* TASK DETAILS *
Starting with the line that contains "Convert this document image to plain text.", copy each line exactly through the end of the listing, and omit all pictures.

* ENTRIES PROVIDED *
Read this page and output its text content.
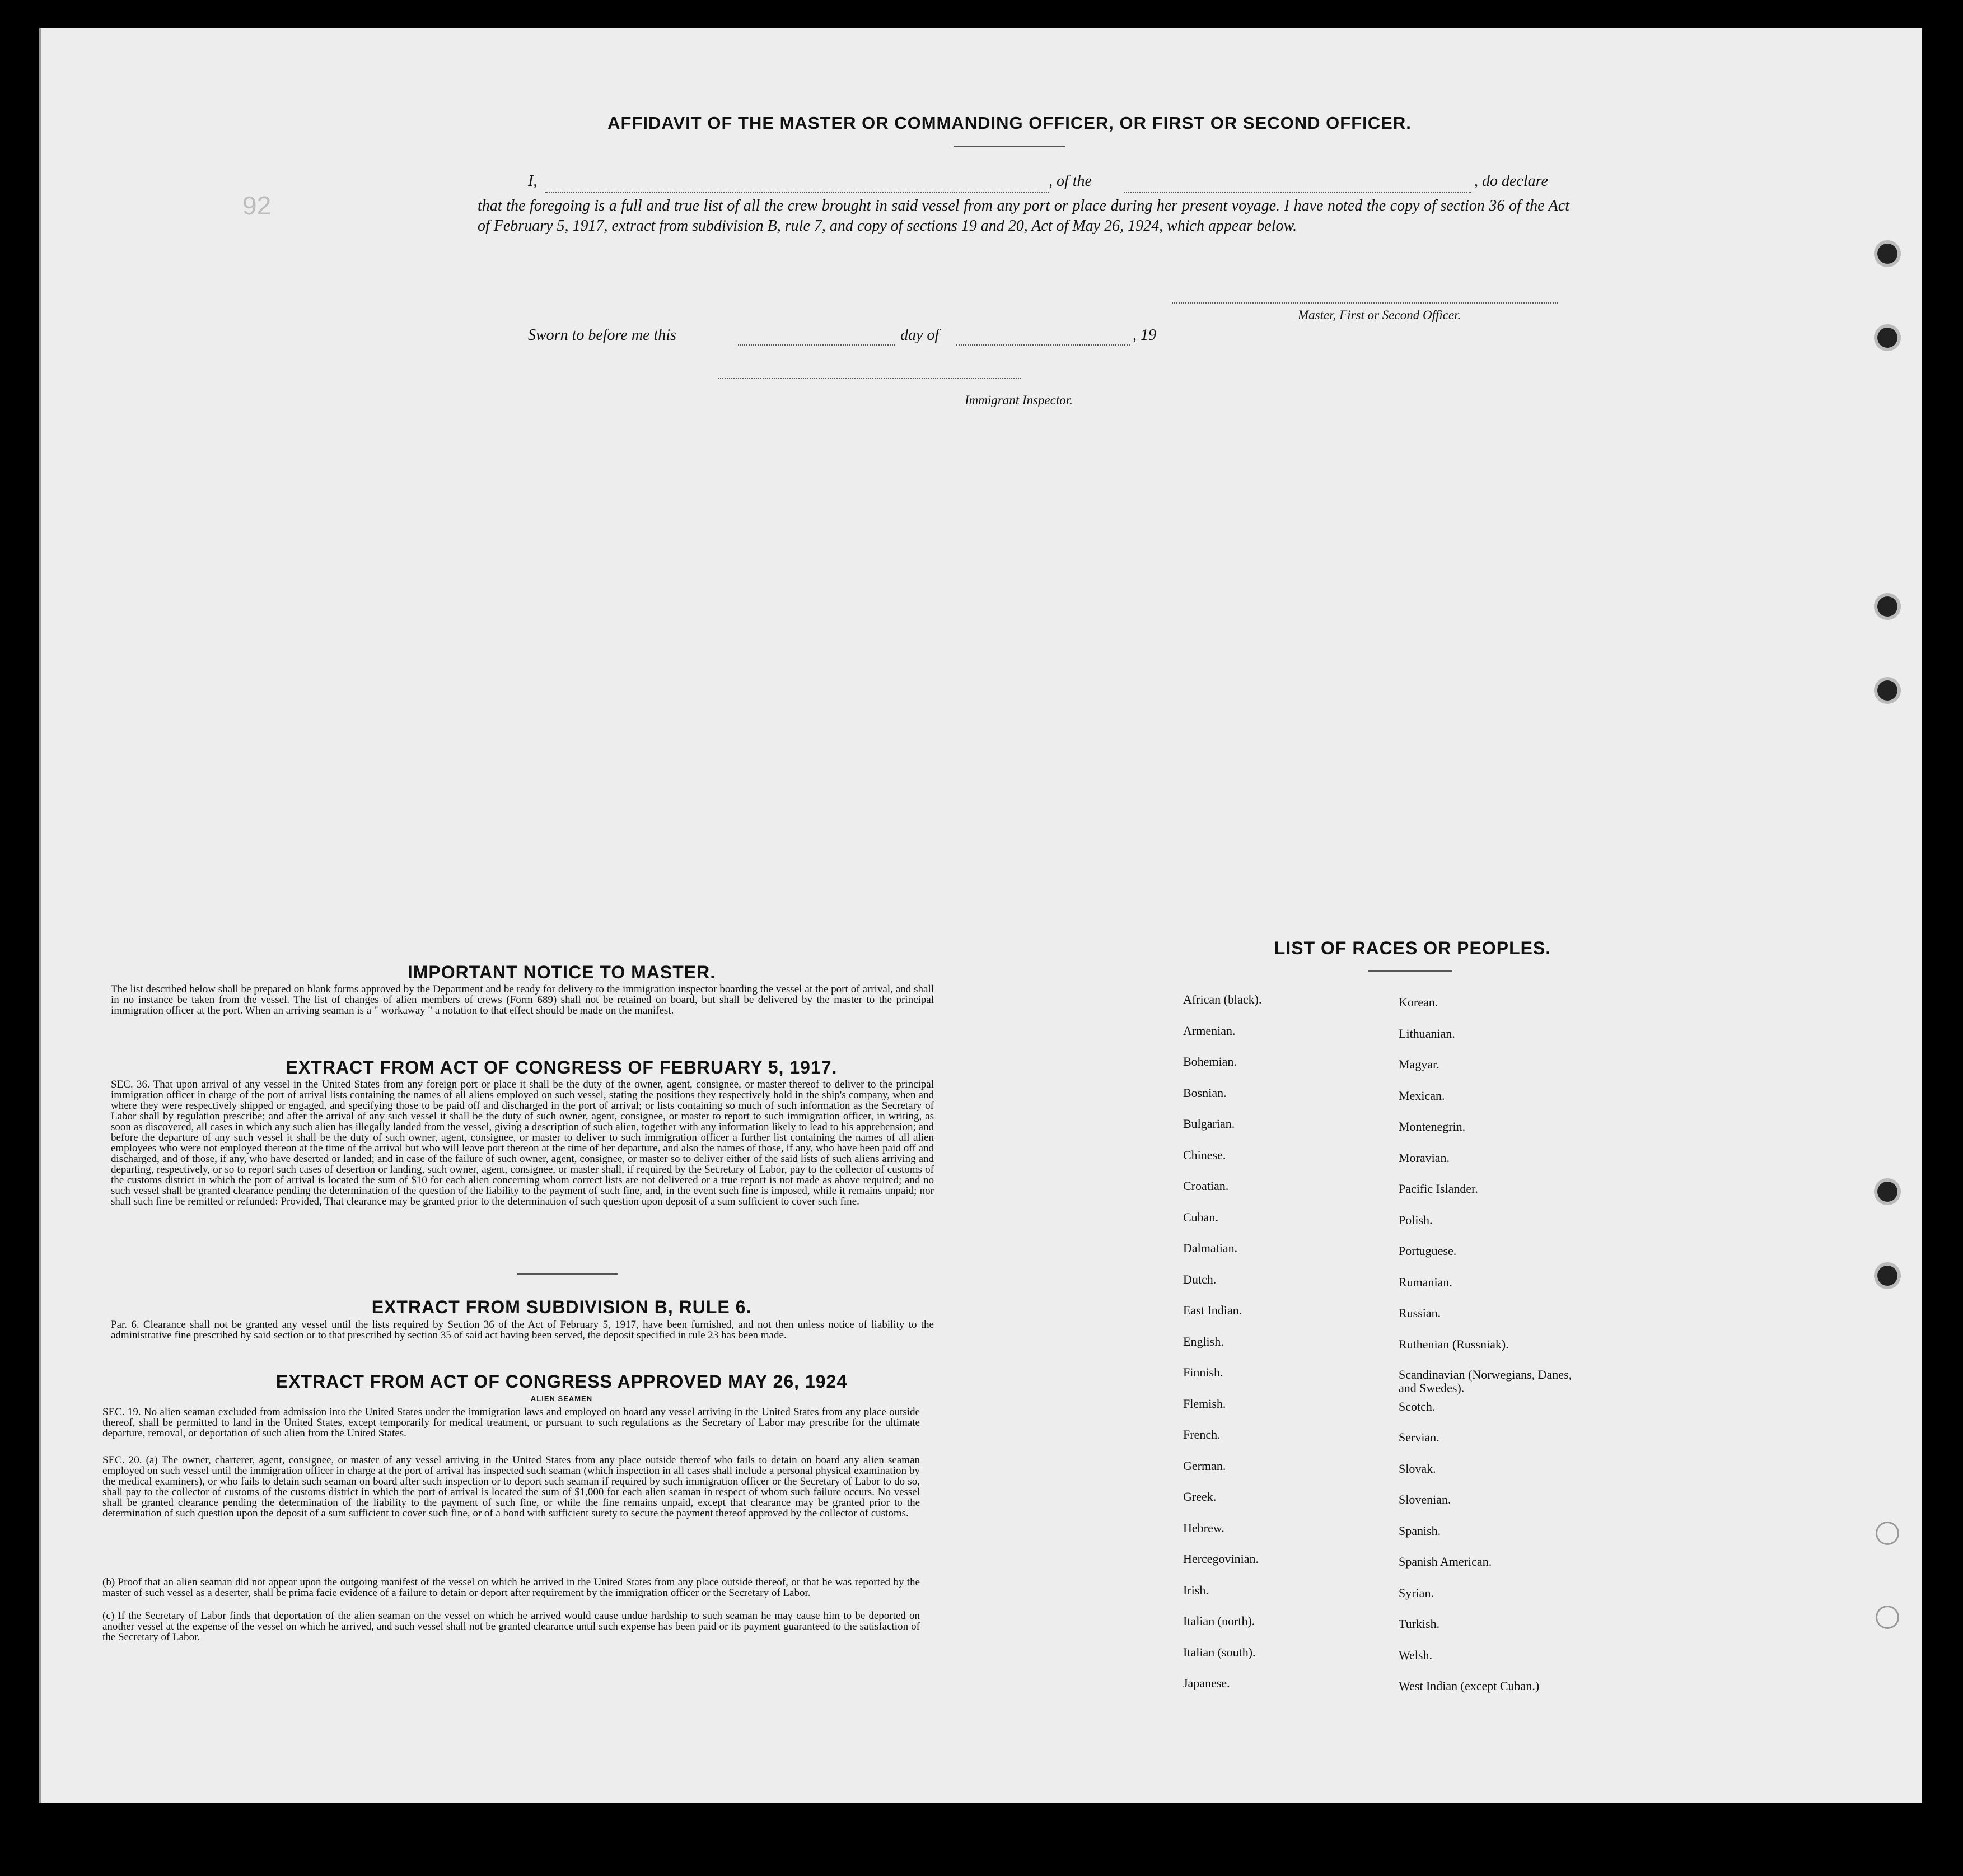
92
AFFIDAVIT OF THE MASTER OR COMMANDING OFFICER, OR FIRST OR SECOND OFFICER.
I,	, of the	, do declare
that the foregoing is a full and true list of all the crew brought in said vessel from any port or place during her present voyage. I have noted the copy of section 36 of the Act of February 5, 1917, extract from subdivision B, rule 7, and copy of sections 19 and 20, Act of May 26, 1924, which appear below.
Master, First or Second Officer.
Sworn to before me this	day of	, 19
Immigrant Inspector.
IMPORTANT NOTICE TO MASTER.
The list described below shall be prepared on blank forms approved by the Department and be ready for delivery to the immigration inspector boarding the vessel at the port of arrival, and shall in no instance be taken from the vessel. The list of changes of alien members of crews (Form 689) shall not be retained on board, but shall be delivered by the master to the principal immigration officer at the port. When an arriving seaman is a " workaway " a notation to that effect should be made on the manifest.
EXTRACT FROM ACT OF CONGRESS OF FEBRUARY 5, 1917.
SEC. 36. That upon arrival of any vessel in the United States from any foreign port or place it shall be the duty of the owner, agent, consignee, or master thereof to deliver to the principal immigration officer in charge of the port of arrival lists containing the names of all aliens employed on such vessel, stating the positions they respectively hold in the ship's company, when and where they were respectively shipped or engaged, and specifying those to be paid off and discharged in the port of arrival; or lists containing so much of such information as the Secretary of Labor shall by regulation prescribe; and after the arrival of any such vessel it shall be the duty of such owner, agent, consignee, or master to report to such immigration officer, in writing, as soon as discovered, all cases in which any such alien has illegally landed from the vessel, giving a description of such alien, together with any information likely to lead to his apprehension; and before the departure of any such vessel it shall be the duty of such owner, agent, consignee, or master to deliver to such immigration officer a further list containing the names of all alien employees who were not employed thereon at the time of the arrival but who will leave port thereon at the time of her departure, and also the names of those, if any, who have been paid off and discharged, and of those, if any, who have deserted or landed; and in case of the failure of such owner, agent, consignee, or master so to deliver either of the said lists of such aliens arriving and departing, respectively, or so to report such cases of desertion or landing, such owner, agent, consignee, or master shall, if required by the Secretary of Labor, pay to the collector of customs of the customs district in which the port of arrival is located the sum of $10 for each alien concerning whom correct lists are not delivered or a true report is not made as above required; and no such vessel shall be granted clearance pending the determination of the question of the liability to the payment of such fine, and, in the event such fine is imposed, while it remains unpaid; nor shall such fine be remitted or refunded: Provided, That clearance may be granted prior to the determination of such question upon deposit of a sum sufficient to cover such fine.
EXTRACT FROM SUBDIVISION B, RULE 6.
Par. 6. Clearance shall not be granted any vessel until the lists required by Section 36 of the Act of February 5, 1917, have been furnished, and not then unless notice of liability to the administrative fine prescribed by said section or to that prescribed by section 35 of said act having been served, the deposit specified in rule 23 has been made.
EXTRACT FROM ACT OF CONGRESS APPROVED MAY 26, 1924
ALIEN SEAMEN
SEC. 19. No alien seaman excluded from admission into the United States under the immigration laws and employed on board any vessel arriving in the United States from any place outside thereof, shall be permitted to land in the United States, except temporarily for medical treatment, or pursuant to such regulations as the Secretary of Labor may prescribe for the ultimate departure, removal, or deportation of such alien from the United States.
SEC. 20. (a) The owner, charterer, agent, consignee, or master of any vessel arriving in the United States from any place outside thereof who fails to detain on board any alien seaman employed on such vessel until the immigration officer in charge at the port of arrival has inspected such seaman (which inspection in all cases shall include a personal physical examination by the medical examiners), or who fails to detain such seaman on board after such inspection or to deport such seaman if required by such immigration officer or the Secretary of Labor to do so, shall pay to the collector of customs of the customs district in which the port of arrival is located the sum of $1,000 for each alien seaman in respect of whom such failure occurs. No vessel shall be granted clearance pending the determination of the liability to the payment of such fine, or while the fine remains unpaid, except that clearance may be granted prior to the determination of such question upon the deposit of a sum sufficient to cover such fine, or of a bond with sufficient surety to secure the payment thereof approved by the collector of customs.
(b) Proof that an alien seaman did not appear upon the outgoing manifest of the vessel on which he arrived in the United States from any place outside thereof, or that he was reported by the master of such vessel as a deserter, shall be prima facie evidence of a failure to detain or deport after requirement by the immigration officer or the Secretary of Labor.
(c) If the Secretary of Labor finds that deportation of the alien seaman on the vessel on which he arrived would cause undue hardship to such seaman he may cause him to be deported on another vessel at the expense of the vessel on which he arrived, and such vessel shall not be granted clearance until such expense has been paid or its payment guaranteed to the satisfaction of the Secretary of Labor.
LIST OF RACES OR PEOPLES.
African (black).
Armenian.
Bohemian.
Bosnian.
Bulgarian.
Chinese.
Croatian.
Cuban.
Dalmatian.
Dutch.
East Indian.
English.
Finnish.
Flemish.
French.
German.
Greek.
Hebrew.
Hercegovinian.
Irish.
Italian (north).
Italian (south).
Japanese.
Korean.
Lithuanian.
Magyar.
Mexican.
Montenegrin.
Moravian.
Pacific Islander.
Polish.
Portuguese.
Rumanian.
Russian.
Ruthenian (Russniak).
Scandinavian (Norwegians, Danes, and Swedes).
Scotch.
Servian.
Slovak.
Slovenian.
Spanish.
Spanish American.
Syrian.
Turkish.
Welsh.
West Indian (except Cuban.)
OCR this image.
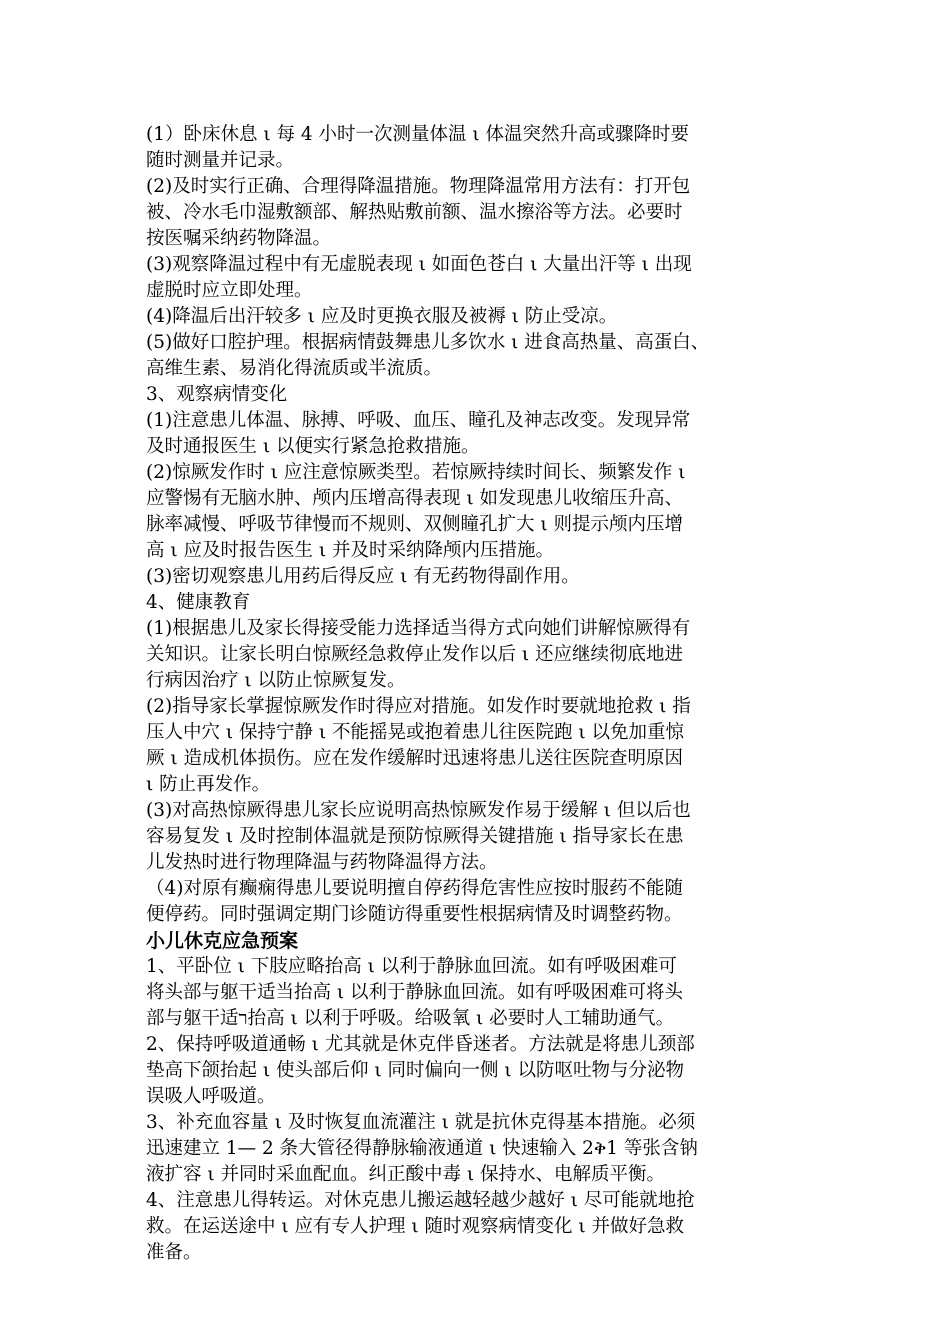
(1）卧床休息 ι 每 4 小时一次测量体温 ι 体温突然升高或骤降时要
随时测量并记录。
(2)及时实行正确、合理得降温措施。物理降温常用方法有：打开包
被、冷水毛巾湿敷额部、解热贴敷前额、温水擦浴等方法。必要时
按医嘱采纳药物降温。
(3)观察降温过程中有无虚脱表现 ι 如面色苍白 ι 大量出汗等 ι 出现
虚脱时应立即处理。
(4)降温后出汗较多 ι 应及时更换衣服及被褥 ι 防止受凉。
(5)做好口腔护理。根据病情鼓舞患儿多饮水 ι 进食高热量、高蛋白、
高维生素、易消化得流质或半流质。
3、观察病情变化
(1)注意患儿体温、脉搏、呼吸、血压、瞳孔及神志改变。发现异常
及时通报医生 ι 以便实行紧急抢救措施。
(2)惊厥发作时 ι 应注意惊厥类型。若惊厥持续时间长、频繁发作 ι
应警惕有无脑水肿、颅内压增高得表现 ι 如发现患儿收缩压升高、
脉率减慢、呼吸节律慢而不规则、双侧瞳孔扩大 ι 则提示颅内压增
高 ι 应及时报告医生 ι 并及时采纳降颅内压措施。
(3)密切观察患儿用药后得反应 ι 有无药物得副作用。
4、健康教育
(1)根据患儿及家长得接受能力选择适当得方式向她们讲解惊厥得有
关知识。让家长明白惊厥经急救停止发作以后 ι 还应继续彻底地进
行病因治疗 ι 以防止惊厥复发。
(2)指导家长掌握惊厥发作时得应对措施。如发作时要就地抢救 ι 指
压人中穴 ι 保持宁静 ι 不能摇晃或抱着患儿往医院跑 ι 以免加重惊
厥 ι 造成机体损伤。应在发作缓解时迅速将患儿送往医院查明原因
ι 防止再发作。
(3)对高热惊厥得患儿家长应说明高热惊厥发作易于缓解 ι 但以后也
容易复发 ι 及时控制体温就是预防惊厥得关键措施 ι 指导家长在患
儿发热时进行物理降温与药物降温得方法。
（4)对原有癫痫得患儿要说明擅自停药得危害性应按时服药不能随
便停药。同时强调定期门诊随访得重要性根据病情及时调整药物。
小儿休克应急预案
1、平卧位 ι 下肢应略抬高 ι 以利于静脉血回流。如有呼吸困难可
将头部与躯干适当抬高 ι 以利于静脉血回流。如有呼吸困难可将头
部与躯干适ר抬高 ι 以利于呼吸。给吸氧 ι 必要时人工辅助通气。
2、保持呼吸道通畅 ι 尤其就是休克伴昏迷者。方法就是将患儿颈部
垫高下颌抬起 ι 使头部后仰 ι 同时偏向一侧 ι 以防呕吐物与分泌物
误吸人呼吸道。
3、补充血容量 ι 及时恢复血流灌注 ι 就是抗休克得基本措施。必须
迅速建立 1— 2 条大管径得静脉输液通道 ι 快速输入 2ቅ1 等张含钠
液扩容 ι 并同时采血配血。纠正酸中毒 ι 保持水、电解质平衡。
4、注意患儿得转运。对休克患儿搬运越轻越少越好 ι 尽可能就地抢
救。在运送途中 ι 应有专人护理 ι 随时观察病情变化 ι 并做好急救
准备。
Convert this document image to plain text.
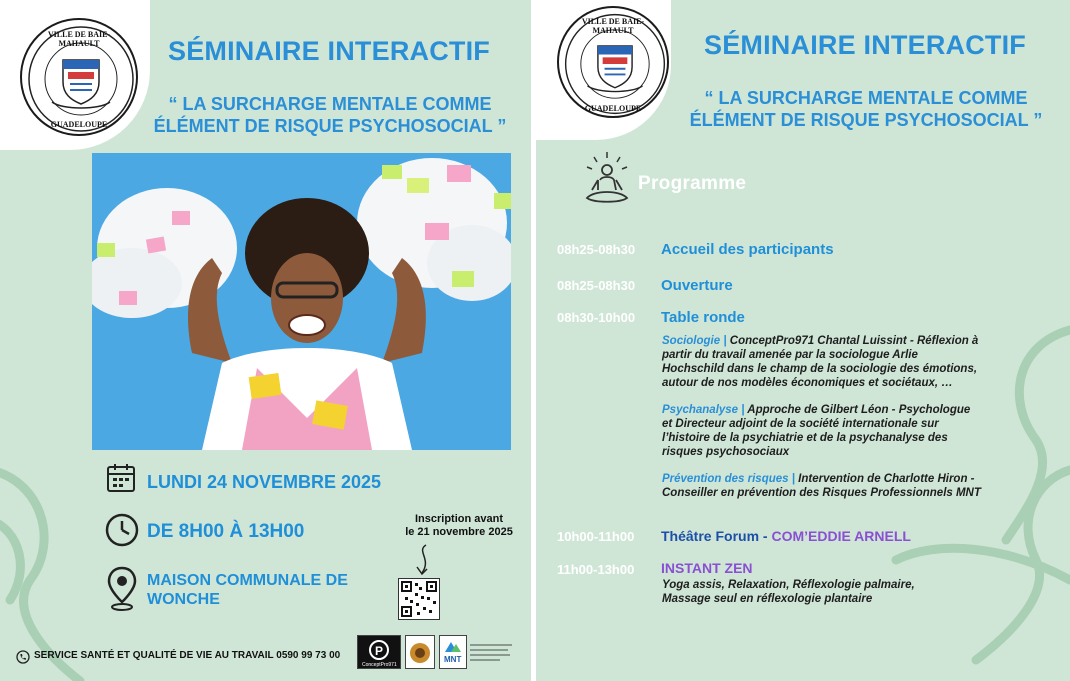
VILLE DE BAIE-MAHAULT
GUADELOUPE
SÉMINAIRE INTERACTIF
“ LA SURCHARGE MENTALE COMME
ÉLÉMENT DE RISQUE PSYCHOSOCIAL ”
LUNDI 24 NOVEMBRE 2025
DE 8H00 À 13H00
MAISON COMMUNALE DE
WONCHE
Inscription avant
le 21 novembre 2025
SERVICE SANTÉ ET QUALITÉ DE VIE AU TRAVAIL 0590 99 73 00	P
ConceptPro971
MNT
VILLE DE BAIE-MAHAULT
GUADELOUPE
SÉMINAIRE INTERACTIF
“ LA SURCHARGE MENTALE COMME
ÉLÉMENT DE RISQUE PSYCHOSOCIAL ”
Programme
08h25-08h30 Accueil des participants
08h25-08h30 Ouverture
08h30-10h00 Table ronde
Sociologie | ConceptPro971 Chantal Luissint - Réflexion à
partir du travail amenée par la sociologue Arlie
Hochschild dans le champ de la sociologie des émotions,
autour de nos modèles économiques et sociétaux, …
Psychanalyse | Approche de Gilbert Léon - Psychologue
et Directeur adjoint de la société internationale sur
l’histoire de la psychiatrie et de la psychanalyse des
risques psychosociaux
Prévention des risques | Intervention de Charlotte Hiron -
Conseiller en prévention des Risques Professionnels MNT
10h00-11h00 Théâtre Forum - COM’EDDIE ARNELL
11h00-13h00 INSTANT ZEN
Yoga assis, Relaxation, Réflexologie palmaire,
Massage seul en réflexologie plantaire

* REPLY TO THE TASK *
Convert this document image to plain text.
VILLE DE BAIE-MAHAULT
GUADELOUPE
SÉMINAIRE INTERACTIF
“ LA SURCHARGE MENTALE COMME
ÉLÉMENT DE RISQUE PSYCHOSOCIAL ”
LUNDI 24 NOVEMBRE 2025
DE 8H00 À 13H00
MAISON COMMUNALE DE
WONCHE
Inscription avant
le 21 novembre 2025
SERVICE SANTÉ ET QUALITÉ DE VIE AU TRAVAIL 0590 99 73 00	P
ConceptPro971
MNT
VILLE DE BAIE-MAHAULT
GUADELOUPE
SÉMINAIRE INTERACTIF
“ LA SURCHARGE MENTALE COMME
ÉLÉMENT DE RISQUE PSYCHOSOCIAL ”
Programme
08h25-08h30 Accueil des participants
08h25-08h30 Ouverture
08h30-10h00 Table ronde
Sociologie | ConceptPro971 Chantal Luissint - Réflexion à
partir du travail amenée par la sociologue Arlie
Hochschild dans le champ de la sociologie des émotions,
autour de nos modèles économiques et sociétaux, …
Psychanalyse | Approche de Gilbert Léon - Psychologue
et Directeur adjoint de la société internationale sur
l’histoire de la psychiatrie et de la psychanalyse des
risques psychosociaux
Prévention des risques | Intervention de Charlotte Hiron -
Conseiller en prévention des Risques Professionnels MNT
10h00-11h00 Théâtre Forum - COM’EDDIE ARNELL
11h00-13h00 INSTANT ZEN
Yoga assis, Relaxation, Réflexologie palmaire,
Massage seul en réflexologie plantaire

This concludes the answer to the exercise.